Instructions for the task —
Return the records, each one exactly as written.

Data to process —

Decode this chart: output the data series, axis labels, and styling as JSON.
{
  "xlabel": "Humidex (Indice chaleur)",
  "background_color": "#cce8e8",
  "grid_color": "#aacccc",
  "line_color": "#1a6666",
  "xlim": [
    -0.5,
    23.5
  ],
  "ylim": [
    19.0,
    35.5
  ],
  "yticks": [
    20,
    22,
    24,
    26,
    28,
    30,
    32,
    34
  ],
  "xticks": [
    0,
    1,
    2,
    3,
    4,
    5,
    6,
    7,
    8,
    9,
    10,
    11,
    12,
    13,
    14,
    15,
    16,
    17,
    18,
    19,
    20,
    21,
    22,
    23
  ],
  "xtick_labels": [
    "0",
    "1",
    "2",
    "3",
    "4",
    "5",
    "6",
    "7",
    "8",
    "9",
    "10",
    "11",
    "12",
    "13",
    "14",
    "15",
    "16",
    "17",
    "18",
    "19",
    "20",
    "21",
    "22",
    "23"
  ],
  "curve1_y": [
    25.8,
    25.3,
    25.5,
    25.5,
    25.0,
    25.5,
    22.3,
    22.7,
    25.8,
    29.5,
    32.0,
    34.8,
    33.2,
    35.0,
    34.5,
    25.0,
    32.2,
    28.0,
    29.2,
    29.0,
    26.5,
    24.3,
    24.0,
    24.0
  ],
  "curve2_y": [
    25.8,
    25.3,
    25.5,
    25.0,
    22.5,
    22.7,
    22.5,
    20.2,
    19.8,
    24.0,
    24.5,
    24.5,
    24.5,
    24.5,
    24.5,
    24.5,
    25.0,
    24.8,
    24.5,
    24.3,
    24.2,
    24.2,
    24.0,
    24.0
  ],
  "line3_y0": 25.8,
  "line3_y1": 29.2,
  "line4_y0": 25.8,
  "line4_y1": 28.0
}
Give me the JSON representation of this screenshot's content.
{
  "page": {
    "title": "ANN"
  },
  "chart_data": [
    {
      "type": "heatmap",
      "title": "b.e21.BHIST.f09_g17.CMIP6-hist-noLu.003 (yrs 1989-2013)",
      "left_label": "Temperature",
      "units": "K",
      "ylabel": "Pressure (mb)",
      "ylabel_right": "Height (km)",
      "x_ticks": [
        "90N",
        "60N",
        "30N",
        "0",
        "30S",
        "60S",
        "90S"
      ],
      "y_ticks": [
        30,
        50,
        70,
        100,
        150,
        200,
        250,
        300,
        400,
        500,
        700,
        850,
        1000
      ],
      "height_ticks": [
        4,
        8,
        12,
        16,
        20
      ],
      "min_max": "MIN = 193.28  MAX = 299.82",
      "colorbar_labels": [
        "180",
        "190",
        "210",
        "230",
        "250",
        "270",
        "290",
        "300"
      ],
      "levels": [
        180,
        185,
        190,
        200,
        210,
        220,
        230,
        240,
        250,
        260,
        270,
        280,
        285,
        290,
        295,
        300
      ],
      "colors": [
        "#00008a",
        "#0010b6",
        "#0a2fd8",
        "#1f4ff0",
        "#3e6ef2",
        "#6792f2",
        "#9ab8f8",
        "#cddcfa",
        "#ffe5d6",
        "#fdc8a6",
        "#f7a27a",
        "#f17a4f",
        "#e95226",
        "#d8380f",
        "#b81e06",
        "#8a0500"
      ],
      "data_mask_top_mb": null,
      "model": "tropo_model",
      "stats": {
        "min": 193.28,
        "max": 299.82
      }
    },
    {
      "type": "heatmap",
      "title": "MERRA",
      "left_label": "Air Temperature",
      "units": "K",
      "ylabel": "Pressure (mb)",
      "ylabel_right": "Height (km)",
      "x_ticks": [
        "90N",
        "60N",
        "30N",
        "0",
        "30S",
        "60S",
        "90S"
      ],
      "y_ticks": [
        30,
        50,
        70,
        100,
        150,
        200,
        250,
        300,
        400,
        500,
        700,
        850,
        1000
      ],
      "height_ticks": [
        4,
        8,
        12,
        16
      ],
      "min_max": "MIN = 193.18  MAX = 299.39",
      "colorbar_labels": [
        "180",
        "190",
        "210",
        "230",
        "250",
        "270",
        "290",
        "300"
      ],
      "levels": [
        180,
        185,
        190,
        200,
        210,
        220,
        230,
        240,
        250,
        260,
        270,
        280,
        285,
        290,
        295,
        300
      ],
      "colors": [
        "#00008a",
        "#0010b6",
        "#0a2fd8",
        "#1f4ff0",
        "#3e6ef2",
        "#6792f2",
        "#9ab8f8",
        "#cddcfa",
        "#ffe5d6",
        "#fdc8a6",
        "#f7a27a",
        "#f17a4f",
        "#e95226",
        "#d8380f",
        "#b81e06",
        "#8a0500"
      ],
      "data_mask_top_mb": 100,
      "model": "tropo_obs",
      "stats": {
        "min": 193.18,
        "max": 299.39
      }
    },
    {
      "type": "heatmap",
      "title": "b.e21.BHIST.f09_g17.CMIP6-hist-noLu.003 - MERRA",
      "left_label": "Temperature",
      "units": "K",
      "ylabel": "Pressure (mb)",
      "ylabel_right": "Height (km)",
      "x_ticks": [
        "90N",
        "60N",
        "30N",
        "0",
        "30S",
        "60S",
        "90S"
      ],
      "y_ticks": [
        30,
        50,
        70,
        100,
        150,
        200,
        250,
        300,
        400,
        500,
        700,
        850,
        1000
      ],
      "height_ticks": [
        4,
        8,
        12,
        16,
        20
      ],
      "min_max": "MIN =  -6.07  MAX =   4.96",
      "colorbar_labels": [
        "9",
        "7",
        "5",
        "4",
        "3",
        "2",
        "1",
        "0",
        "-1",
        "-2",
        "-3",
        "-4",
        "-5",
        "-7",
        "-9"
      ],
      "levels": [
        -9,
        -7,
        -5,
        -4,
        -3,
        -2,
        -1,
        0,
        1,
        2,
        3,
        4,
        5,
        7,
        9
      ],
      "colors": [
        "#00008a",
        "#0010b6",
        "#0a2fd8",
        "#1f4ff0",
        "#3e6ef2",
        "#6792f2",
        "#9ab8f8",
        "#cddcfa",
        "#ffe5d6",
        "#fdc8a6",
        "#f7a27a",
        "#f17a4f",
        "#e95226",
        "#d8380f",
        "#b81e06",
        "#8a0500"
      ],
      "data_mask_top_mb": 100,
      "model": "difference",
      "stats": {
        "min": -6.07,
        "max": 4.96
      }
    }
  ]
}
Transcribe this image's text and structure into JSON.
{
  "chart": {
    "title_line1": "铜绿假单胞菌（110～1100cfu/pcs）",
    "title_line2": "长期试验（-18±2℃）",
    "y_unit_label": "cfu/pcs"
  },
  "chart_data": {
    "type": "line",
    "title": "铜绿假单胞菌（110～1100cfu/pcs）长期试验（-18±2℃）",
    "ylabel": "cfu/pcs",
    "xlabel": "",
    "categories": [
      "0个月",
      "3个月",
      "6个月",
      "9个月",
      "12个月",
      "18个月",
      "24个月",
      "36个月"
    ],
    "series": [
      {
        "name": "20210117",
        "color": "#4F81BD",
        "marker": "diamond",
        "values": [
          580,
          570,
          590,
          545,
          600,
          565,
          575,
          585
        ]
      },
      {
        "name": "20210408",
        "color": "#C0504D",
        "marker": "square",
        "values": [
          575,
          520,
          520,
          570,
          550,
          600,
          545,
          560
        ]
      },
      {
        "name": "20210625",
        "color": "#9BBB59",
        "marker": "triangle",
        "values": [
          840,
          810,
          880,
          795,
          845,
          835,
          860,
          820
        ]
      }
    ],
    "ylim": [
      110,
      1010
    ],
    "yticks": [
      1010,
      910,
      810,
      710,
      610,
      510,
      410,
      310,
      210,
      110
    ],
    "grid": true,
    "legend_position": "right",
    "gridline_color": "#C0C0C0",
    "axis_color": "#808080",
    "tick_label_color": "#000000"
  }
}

Full output —
Decode this chart: output the data series, axis labels, and styling as JSON.
{
  "xlabel": "Humidex (Indice chaleur)",
  "background_color": "#cce8e8",
  "grid_color": "#aacccc",
  "line_color": "#1a6666",
  "xlim": [
    -0.5,
    23.5
  ],
  "ylim": [
    19.0,
    35.5
  ],
  "yticks": [
    20,
    22,
    24,
    26,
    28,
    30,
    32,
    34
  ],
  "xticks": [
    0,
    1,
    2,
    3,
    4,
    5,
    6,
    7,
    8,
    9,
    10,
    11,
    12,
    13,
    14,
    15,
    16,
    17,
    18,
    19,
    20,
    21,
    22,
    23
  ],
  "xtick_labels": [
    "0",
    "1",
    "2",
    "3",
    "4",
    "5",
    "6",
    "7",
    "8",
    "9",
    "10",
    "11",
    "12",
    "13",
    "14",
    "15",
    "16",
    "17",
    "18",
    "19",
    "20",
    "21",
    "22",
    "23"
  ],
  "curve1_y": [
    25.8,
    25.3,
    25.5,
    25.5,
    25.0,
    25.5,
    22.3,
    22.7,
    25.8,
    29.5,
    32.0,
    34.8,
    33.2,
    35.0,
    34.5,
    25.0,
    32.2,
    28.0,
    29.2,
    29.0,
    26.5,
    24.3,
    24.0,
    24.0
  ],
  "curve2_y": [
    25.8,
    25.3,
    25.5,
    25.0,
    22.5,
    22.7,
    22.5,
    20.2,
    19.8,
    24.0,
    24.5,
    24.5,
    24.5,
    24.5,
    24.5,
    24.5,
    25.0,
    24.8,
    24.5,
    24.3,
    24.2,
    24.2,
    24.0,
    24.0
  ],
  "line3_y0": 25.8,
  "line3_y1": 29.2,
  "line4_y0": 25.8,
  "line4_y1": 28.0
}
Give me the JSON representation of this screenshot's content.
{
  "page": {
    "title": "ANN"
  },
  "chart_data": [
    {
      "type": "heatmap",
      "title": "b.e21.BHIST.f09_g17.CMIP6-hist-noLu.003 (yrs 1989-2013)",
      "left_label": "Temperature",
      "units": "K",
      "ylabel": "Pressure (mb)",
      "ylabel_right": "Height (km)",
      "x_ticks": [
        "90N",
        "60N",
        "30N",
        "0",
        "30S",
        "60S",
        "90S"
      ],
      "y_ticks": [
        30,
        50,
        70,
        100,
        150,
        200,
        250,
        300,
        400,
        500,
        700,
        850,
        1000
      ],
      "height_ticks": [
        4,
        8,
        12,
        16,
        20
      ],
      "min_max": "MIN = 193.28  MAX = 299.82",
      "colorbar_labels": [
        "180",
        "190",
        "210",
        "230",
        "250",
        "270",
        "290",
        "300"
      ],
      "levels": [
        180,
        185,
        190,
        200,
        210,
        220,
        230,
        240,
        250,
        260,
        270,
        280,
        285,
        290,
        295,
        300
      ],
      "colors": [
        "#00008a",
        "#0010b6",
        "#0a2fd8",
        "#1f4ff0",
        "#3e6ef2",
        "#6792f2",
        "#9ab8f8",
        "#cddcfa",
        "#ffe5d6",
        "#fdc8a6",
        "#f7a27a",
        "#f17a4f",
        "#e95226",
        "#d8380f",
        "#b81e06",
        "#8a0500"
      ],
      "data_mask_top_mb": null,
      "model": "tropo_model",
      "stats": {
        "min": 193.28,
        "max": 299.82
      }
    },
    {
      "type": "heatmap",
      "title": "MERRA",
      "left_label": "Air Temperature",
      "units": "K",
      "ylabel": "Pressure (mb)",
      "ylabel_right": "Height (km)",
      "x_ticks": [
        "90N",
        "60N",
        "30N",
        "0",
        "30S",
        "60S",
        "90S"
      ],
      "y_ticks": [
        30,
        50,
        70,
        100,
        150,
        200,
        250,
        300,
        400,
        500,
        700,
        850,
        1000
      ],
      "height_ticks": [
        4,
        8,
        12,
        16
      ],
      "min_max": "MIN = 193.18  MAX = 299.39",
      "colorbar_labels": [
        "180",
        "190",
        "210",
        "230",
        "250",
        "270",
        "290",
        "300"
      ],
      "levels": [
        180,
        185,
        190,
        200,
        210,
        220,
        230,
        240,
        250,
        260,
        270,
        280,
        285,
        290,
        295,
        300
      ],
      "colors": [
        "#00008a",
        "#0010b6",
        "#0a2fd8",
        "#1f4ff0",
        "#3e6ef2",
        "#6792f2",
        "#9ab8f8",
        "#cddcfa",
        "#ffe5d6",
        "#fdc8a6",
        "#f7a27a",
        "#f17a4f",
        "#e95226",
        "#d8380f",
        "#b81e06",
        "#8a0500"
      ],
      "data_mask_top_mb": 100,
      "model": "tropo_obs",
      "stats": {
        "min": 193.18,
        "max": 299.39
      }
    },
    {
      "type": "heatmap",
      "title": "b.e21.BHIST.f09_g17.CMIP6-hist-noLu.003 - MERRA",
      "left_label": "Temperature",
      "units": "K",
      "ylabel": "Pressure (mb)",
      "ylabel_right": "Height (km)",
      "x_ticks": [
        "90N",
        "60N",
        "30N",
        "0",
        "30S",
        "60S",
        "90S"
      ],
      "y_ticks": [
        30,
        50,
        70,
        100,
        150,
        200,
        250,
        300,
        400,
        500,
        700,
        850,
        1000
      ],
      "height_ticks": [
        4,
        8,
        12,
        16,
        20
      ],
      "min_max": "MIN =  -6.07  MAX =   4.96",
      "colorbar_labels": [
        "9",
        "7",
        "5",
        "4",
        "3",
        "2",
        "1",
        "0",
        "-1",
        "-2",
        "-3",
        "-4",
        "-5",
        "-7",
        "-9"
      ],
      "levels": [
        -9,
        -7,
        -5,
        -4,
        -3,
        -2,
        -1,
        0,
        1,
        2,
        3,
        4,
        5,
        7,
        9
      ],
      "colors": [
        "#00008a",
        "#0010b6",
        "#0a2fd8",
        "#1f4ff0",
        "#3e6ef2",
        "#6792f2",
        "#9ab8f8",
        "#cddcfa",
        "#ffe5d6",
        "#fdc8a6",
        "#f7a27a",
        "#f17a4f",
        "#e95226",
        "#d8380f",
        "#b81e06",
        "#8a0500"
      ],
      "data_mask_top_mb": 100,
      "model": "difference",
      "stats": {
        "min": -6.07,
        "max": 4.96
      }
    }
  ]
}
Transcribe this image's text and structure into JSON.
{
  "chart": {
    "title_line1": "铜绿假单胞菌（110～1100cfu/pcs）",
    "title_line2": "长期试验（-18±2℃）",
    "y_unit_label": "cfu/pcs"
  },
  "chart_data": {
    "type": "line",
    "title": "铜绿假单胞菌（110～1100cfu/pcs）长期试验（-18±2℃）",
    "ylabel": "cfu/pcs",
    "xlabel": "",
    "categories": [
      "0个月",
      "3个月",
      "6个月",
      "9个月",
      "12个月",
      "18个月",
      "24个月",
      "36个月"
    ],
    "series": [
      {
        "name": "20210117",
        "color": "#4F81BD",
        "marker": "diamond",
        "values": [
          580,
          570,
          590,
          545,
          600,
          565,
          575,
          585
        ]
      },
      {
        "name": "20210408",
        "color": "#C0504D",
        "marker": "square",
        "values": [
          575,
          520,
          520,
          570,
          550,
          600,
          545,
          560
        ]
      },
      {
        "name": "20210625",
        "color": "#9BBB59",
        "marker": "triangle",
        "values": [
          840,
          810,
          880,
          795,
          845,
          835,
          860,
          820
        ]
      }
    ],
    "ylim": [
      110,
      1010
    ],
    "yticks": [
      1010,
      910,
      810,
      710,
      610,
      510,
      410,
      310,
      210,
      110
    ],
    "grid": true,
    "legend_position": "right",
    "gridline_color": "#C0C0C0",
    "axis_color": "#808080",
    "tick_label_color": "#000000"
  }
}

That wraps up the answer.